Exercise requirements: Give the entries again exactly, every one of them.

Collected data:
******************************
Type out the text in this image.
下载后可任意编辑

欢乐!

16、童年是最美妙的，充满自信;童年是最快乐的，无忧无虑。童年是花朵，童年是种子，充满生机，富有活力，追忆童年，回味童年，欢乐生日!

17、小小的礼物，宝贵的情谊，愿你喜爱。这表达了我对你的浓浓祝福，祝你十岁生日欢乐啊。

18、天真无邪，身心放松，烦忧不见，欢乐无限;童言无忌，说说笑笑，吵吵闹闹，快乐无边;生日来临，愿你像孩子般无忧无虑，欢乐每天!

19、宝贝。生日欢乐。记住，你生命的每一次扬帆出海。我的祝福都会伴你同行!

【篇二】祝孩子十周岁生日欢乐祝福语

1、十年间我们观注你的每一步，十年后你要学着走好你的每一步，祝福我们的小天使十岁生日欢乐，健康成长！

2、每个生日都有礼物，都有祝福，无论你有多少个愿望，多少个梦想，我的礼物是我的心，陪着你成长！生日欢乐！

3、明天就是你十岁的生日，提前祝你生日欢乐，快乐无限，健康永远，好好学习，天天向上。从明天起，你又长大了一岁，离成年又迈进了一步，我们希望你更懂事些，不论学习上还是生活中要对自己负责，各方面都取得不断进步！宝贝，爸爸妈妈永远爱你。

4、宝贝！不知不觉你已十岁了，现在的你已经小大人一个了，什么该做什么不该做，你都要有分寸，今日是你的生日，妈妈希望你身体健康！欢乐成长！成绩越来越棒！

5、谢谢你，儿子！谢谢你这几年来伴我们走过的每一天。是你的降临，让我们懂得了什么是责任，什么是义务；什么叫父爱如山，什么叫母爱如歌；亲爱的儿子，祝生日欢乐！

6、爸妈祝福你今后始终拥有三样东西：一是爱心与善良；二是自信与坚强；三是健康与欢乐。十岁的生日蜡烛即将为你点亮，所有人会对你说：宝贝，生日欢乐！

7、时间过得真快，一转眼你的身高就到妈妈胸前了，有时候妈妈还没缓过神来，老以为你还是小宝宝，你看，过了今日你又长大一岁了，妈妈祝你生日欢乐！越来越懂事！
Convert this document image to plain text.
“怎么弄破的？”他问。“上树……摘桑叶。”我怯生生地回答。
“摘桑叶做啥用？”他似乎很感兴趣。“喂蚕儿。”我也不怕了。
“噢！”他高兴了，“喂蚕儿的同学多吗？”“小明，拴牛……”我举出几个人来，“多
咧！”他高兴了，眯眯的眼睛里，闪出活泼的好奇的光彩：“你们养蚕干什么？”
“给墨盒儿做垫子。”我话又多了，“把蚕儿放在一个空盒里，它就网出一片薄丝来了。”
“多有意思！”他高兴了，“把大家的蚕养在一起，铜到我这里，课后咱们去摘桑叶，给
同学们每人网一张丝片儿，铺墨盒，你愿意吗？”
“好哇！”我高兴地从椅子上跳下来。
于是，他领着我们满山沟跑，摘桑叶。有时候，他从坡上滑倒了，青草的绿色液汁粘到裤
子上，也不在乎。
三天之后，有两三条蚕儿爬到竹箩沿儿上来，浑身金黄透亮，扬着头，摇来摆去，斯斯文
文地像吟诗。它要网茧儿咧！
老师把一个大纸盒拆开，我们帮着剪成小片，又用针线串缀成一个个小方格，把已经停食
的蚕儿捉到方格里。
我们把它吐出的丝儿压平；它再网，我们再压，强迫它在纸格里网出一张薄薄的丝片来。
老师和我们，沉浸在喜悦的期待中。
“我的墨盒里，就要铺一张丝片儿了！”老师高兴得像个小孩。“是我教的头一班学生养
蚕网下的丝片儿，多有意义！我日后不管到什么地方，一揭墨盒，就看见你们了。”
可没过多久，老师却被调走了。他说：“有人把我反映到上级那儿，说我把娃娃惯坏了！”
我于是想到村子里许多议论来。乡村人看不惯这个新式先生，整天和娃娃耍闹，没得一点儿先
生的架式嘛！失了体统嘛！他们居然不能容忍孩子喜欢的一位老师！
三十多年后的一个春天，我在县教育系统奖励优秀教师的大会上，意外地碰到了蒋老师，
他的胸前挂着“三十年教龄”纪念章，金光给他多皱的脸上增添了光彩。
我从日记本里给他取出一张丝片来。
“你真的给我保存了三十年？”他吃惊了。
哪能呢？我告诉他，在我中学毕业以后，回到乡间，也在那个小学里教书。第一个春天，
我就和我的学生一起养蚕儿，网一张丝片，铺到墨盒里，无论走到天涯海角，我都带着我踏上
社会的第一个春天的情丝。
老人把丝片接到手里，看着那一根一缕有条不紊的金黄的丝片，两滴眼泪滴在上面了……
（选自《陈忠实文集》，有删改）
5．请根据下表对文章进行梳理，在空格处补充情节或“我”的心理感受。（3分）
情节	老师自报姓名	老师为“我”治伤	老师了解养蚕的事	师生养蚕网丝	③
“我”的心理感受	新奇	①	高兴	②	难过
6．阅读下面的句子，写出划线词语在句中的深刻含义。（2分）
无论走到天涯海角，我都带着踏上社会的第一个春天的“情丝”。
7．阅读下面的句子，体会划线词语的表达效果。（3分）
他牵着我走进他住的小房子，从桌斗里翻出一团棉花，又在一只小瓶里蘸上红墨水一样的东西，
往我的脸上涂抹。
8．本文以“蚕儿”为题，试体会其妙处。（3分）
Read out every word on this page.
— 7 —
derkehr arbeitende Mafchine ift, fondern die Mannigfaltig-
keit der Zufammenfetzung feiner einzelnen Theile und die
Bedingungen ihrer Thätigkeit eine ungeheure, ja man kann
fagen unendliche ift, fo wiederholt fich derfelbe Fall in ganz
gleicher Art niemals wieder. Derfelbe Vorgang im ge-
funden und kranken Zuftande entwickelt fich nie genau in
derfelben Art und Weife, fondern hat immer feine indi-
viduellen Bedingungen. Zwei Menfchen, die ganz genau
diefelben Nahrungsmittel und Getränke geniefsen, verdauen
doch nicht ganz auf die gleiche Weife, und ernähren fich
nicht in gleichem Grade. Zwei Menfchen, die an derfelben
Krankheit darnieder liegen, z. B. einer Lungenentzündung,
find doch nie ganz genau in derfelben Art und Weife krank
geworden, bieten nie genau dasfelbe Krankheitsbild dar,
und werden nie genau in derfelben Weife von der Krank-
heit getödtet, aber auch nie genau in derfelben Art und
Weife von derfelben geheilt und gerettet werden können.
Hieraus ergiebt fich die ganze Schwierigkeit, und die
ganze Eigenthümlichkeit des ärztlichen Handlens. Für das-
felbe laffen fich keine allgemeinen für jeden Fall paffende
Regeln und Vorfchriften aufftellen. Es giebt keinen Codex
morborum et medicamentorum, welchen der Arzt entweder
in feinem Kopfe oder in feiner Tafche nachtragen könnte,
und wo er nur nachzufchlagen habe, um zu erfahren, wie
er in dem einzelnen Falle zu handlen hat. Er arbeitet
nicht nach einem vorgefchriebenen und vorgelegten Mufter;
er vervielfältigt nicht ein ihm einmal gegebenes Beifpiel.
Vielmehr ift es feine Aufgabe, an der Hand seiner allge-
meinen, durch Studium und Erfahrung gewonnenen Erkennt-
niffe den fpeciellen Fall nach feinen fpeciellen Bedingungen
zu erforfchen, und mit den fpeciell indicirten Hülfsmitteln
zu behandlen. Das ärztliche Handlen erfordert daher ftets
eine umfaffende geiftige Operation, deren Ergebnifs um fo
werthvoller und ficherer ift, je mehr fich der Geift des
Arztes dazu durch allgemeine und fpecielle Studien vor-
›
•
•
******************************
Answer to this problem:
Type out the text in this image.
下载后可任意编辑

欢乐!

16、童年是最美妙的，充满自信;童年是最快乐的，无忧无虑。童年是花朵，童年是种子，充满生机，富有活力，追忆童年，回味童年，欢乐生日!

17、小小的礼物，宝贵的情谊，愿你喜爱。这表达了我对你的浓浓祝福，祝你十岁生日欢乐啊。

18、天真无邪，身心放松，烦忧不见，欢乐无限;童言无忌，说说笑笑，吵吵闹闹，快乐无边;生日来临，愿你像孩子般无忧无虑，欢乐每天!

19、宝贝。生日欢乐。记住，你生命的每一次扬帆出海。我的祝福都会伴你同行!

【篇二】祝孩子十周岁生日欢乐祝福语

1、十年间我们观注你的每一步，十年后你要学着走好你的每一步，祝福我们的小天使十岁生日欢乐，健康成长！

2、每个生日都有礼物，都有祝福，无论你有多少个愿望，多少个梦想，我的礼物是我的心，陪着你成长！生日欢乐！

3、明天就是你十岁的生日，提前祝你生日欢乐，快乐无限，健康永远，好好学习，天天向上。从明天起，你又长大了一岁，离成年又迈进了一步，我们希望你更懂事些，不论学习上还是生活中要对自己负责，各方面都取得不断进步！宝贝，爸爸妈妈永远爱你。

4、宝贝！不知不觉你已十岁了，现在的你已经小大人一个了，什么该做什么不该做，你都要有分寸，今日是你的生日，妈妈希望你身体健康！欢乐成长！成绩越来越棒！

5、谢谢你，儿子！谢谢你这几年来伴我们走过的每一天。是你的降临，让我们懂得了什么是责任，什么是义务；什么叫父爱如山，什么叫母爱如歌；亲爱的儿子，祝生日欢乐！

6、爸妈祝福你今后始终拥有三样东西：一是爱心与善良；二是自信与坚强；三是健康与欢乐。十岁的生日蜡烛即将为你点亮，所有人会对你说：宝贝，生日欢乐！

7、时间过得真快，一转眼你的身高就到妈妈胸前了，有时候妈妈还没缓过神来，老以为你还是小宝宝，你看，过了今日你又长大一岁了，妈妈祝你生日欢乐！越来越懂事！
Convert this document image to plain text.
“怎么弄破的？”他问。“上树……摘桑叶。”我怯生生地回答。
“摘桑叶做啥用？”他似乎很感兴趣。“喂蚕儿。”我也不怕了。
“噢！”他高兴了，“喂蚕儿的同学多吗？”“小明，拴牛……”我举出几个人来，“多
咧！”他高兴了，眯眯的眼睛里，闪出活泼的好奇的光彩：“你们养蚕干什么？”
“给墨盒儿做垫子。”我话又多了，“把蚕儿放在一个空盒里，它就网出一片薄丝来了。”
“多有意思！”他高兴了，“把大家的蚕养在一起，铜到我这里，课后咱们去摘桑叶，给
同学们每人网一张丝片儿，铺墨盒，你愿意吗？”
“好哇！”我高兴地从椅子上跳下来。
于是，他领着我们满山沟跑，摘桑叶。有时候，他从坡上滑倒了，青草的绿色液汁粘到裤
子上，也不在乎。
三天之后，有两三条蚕儿爬到竹箩沿儿上来，浑身金黄透亮，扬着头，摇来摆去，斯斯文
文地像吟诗。它要网茧儿咧！
老师把一个大纸盒拆开，我们帮着剪成小片，又用针线串缀成一个个小方格，把已经停食
的蚕儿捉到方格里。
我们把它吐出的丝儿压平；它再网，我们再压，强迫它在纸格里网出一张薄薄的丝片来。
老师和我们，沉浸在喜悦的期待中。
“我的墨盒里，就要铺一张丝片儿了！”老师高兴得像个小孩。“是我教的头一班学生养
蚕网下的丝片儿，多有意义！我日后不管到什么地方，一揭墨盒，就看见你们了。”
可没过多久，老师却被调走了。他说：“有人把我反映到上级那儿，说我把娃娃惯坏了！”
我于是想到村子里许多议论来。乡村人看不惯这个新式先生，整天和娃娃耍闹，没得一点儿先
生的架式嘛！失了体统嘛！他们居然不能容忍孩子喜欢的一位老师！
三十多年后的一个春天，我在县教育系统奖励优秀教师的大会上，意外地碰到了蒋老师，
他的胸前挂着“三十年教龄”纪念章，金光给他多皱的脸上增添了光彩。
我从日记本里给他取出一张丝片来。
“你真的给我保存了三十年？”他吃惊了。
哪能呢？我告诉他，在我中学毕业以后，回到乡间，也在那个小学里教书。第一个春天，
我就和我的学生一起养蚕儿，网一张丝片，铺到墨盒里，无论走到天涯海角，我都带着我踏上
社会的第一个春天的情丝。
老人把丝片接到手里，看着那一根一缕有条不紊的金黄的丝片，两滴眼泪滴在上面了……
（选自《陈忠实文集》，有删改）
5．请根据下表对文章进行梳理，在空格处补充情节或“我”的心理感受。（3分）
情节	老师自报姓名	老师为“我”治伤	老师了解养蚕的事	师生养蚕网丝	③
“我”的心理感受	新奇	①	高兴	②	难过
6．阅读下面的句子，写出划线词语在句中的深刻含义。（2分）
无论走到天涯海角，我都带着踏上社会的第一个春天的“情丝”。
7．阅读下面的句子，体会划线词语的表达效果。（3分）
他牵着我走进他住的小房子，从桌斗里翻出一团棉花，又在一只小瓶里蘸上红墨水一样的东西，
往我的脸上涂抹。
8．本文以“蚕儿”为题，试体会其妙处。（3分）
Read out every word on this page.
— 7 —
derkehr arbeitende Mafchine ift, fondern die Mannigfaltig-
keit der Zufammenfetzung feiner einzelnen Theile und die
Bedingungen ihrer Thätigkeit eine ungeheure, ja man kann
fagen unendliche ift, fo wiederholt fich derfelbe Fall in ganz
gleicher Art niemals wieder. Derfelbe Vorgang im ge-
funden und kranken Zuftande entwickelt fich nie genau in
derfelben Art und Weife, fondern hat immer feine indi-
viduellen Bedingungen. Zwei Menfchen, die ganz genau
diefelben Nahrungsmittel und Getränke geniefsen, verdauen
doch nicht ganz auf die gleiche Weife, und ernähren fich
nicht in gleichem Grade. Zwei Menfchen, die an derfelben
Krankheit darnieder liegen, z. B. einer Lungenentzündung,
find doch nie ganz genau in derfelben Art und Weife krank
geworden, bieten nie genau dasfelbe Krankheitsbild dar,
und werden nie genau in derfelben Weife von der Krank-
heit getödtet, aber auch nie genau in derfelben Art und
Weife von derfelben geheilt und gerettet werden können.
Hieraus ergiebt fich die ganze Schwierigkeit, und die
ganze Eigenthümlichkeit des ärztlichen Handlens. Für das-
felbe laffen fich keine allgemeinen für jeden Fall paffende
Regeln und Vorfchriften aufftellen. Es giebt keinen Codex
morborum et medicamentorum, welchen der Arzt entweder
in feinem Kopfe oder in feiner Tafche nachtragen könnte,
und wo er nur nachzufchlagen habe, um zu erfahren, wie
er in dem einzelnen Falle zu handlen hat. Er arbeitet
nicht nach einem vorgefchriebenen und vorgelegten Mufter;
er vervielfältigt nicht ein ihm einmal gegebenes Beifpiel.
Vielmehr ift es feine Aufgabe, an der Hand seiner allge-
meinen, durch Studium und Erfahrung gewonnenen Erkennt-
niffe den fpeciellen Fall nach feinen fpeciellen Bedingungen
zu erforfchen, und mit den fpeciell indicirten Hülfsmitteln
zu behandlen. Das ärztliche Handlen erfordert daher ftets
eine umfaffende geiftige Operation, deren Ergebnifs um fo
werthvoller und ficherer ift, je mehr fich der Geift des
Arztes dazu durch allgemeine und fpecielle Studien vor-
›
•
•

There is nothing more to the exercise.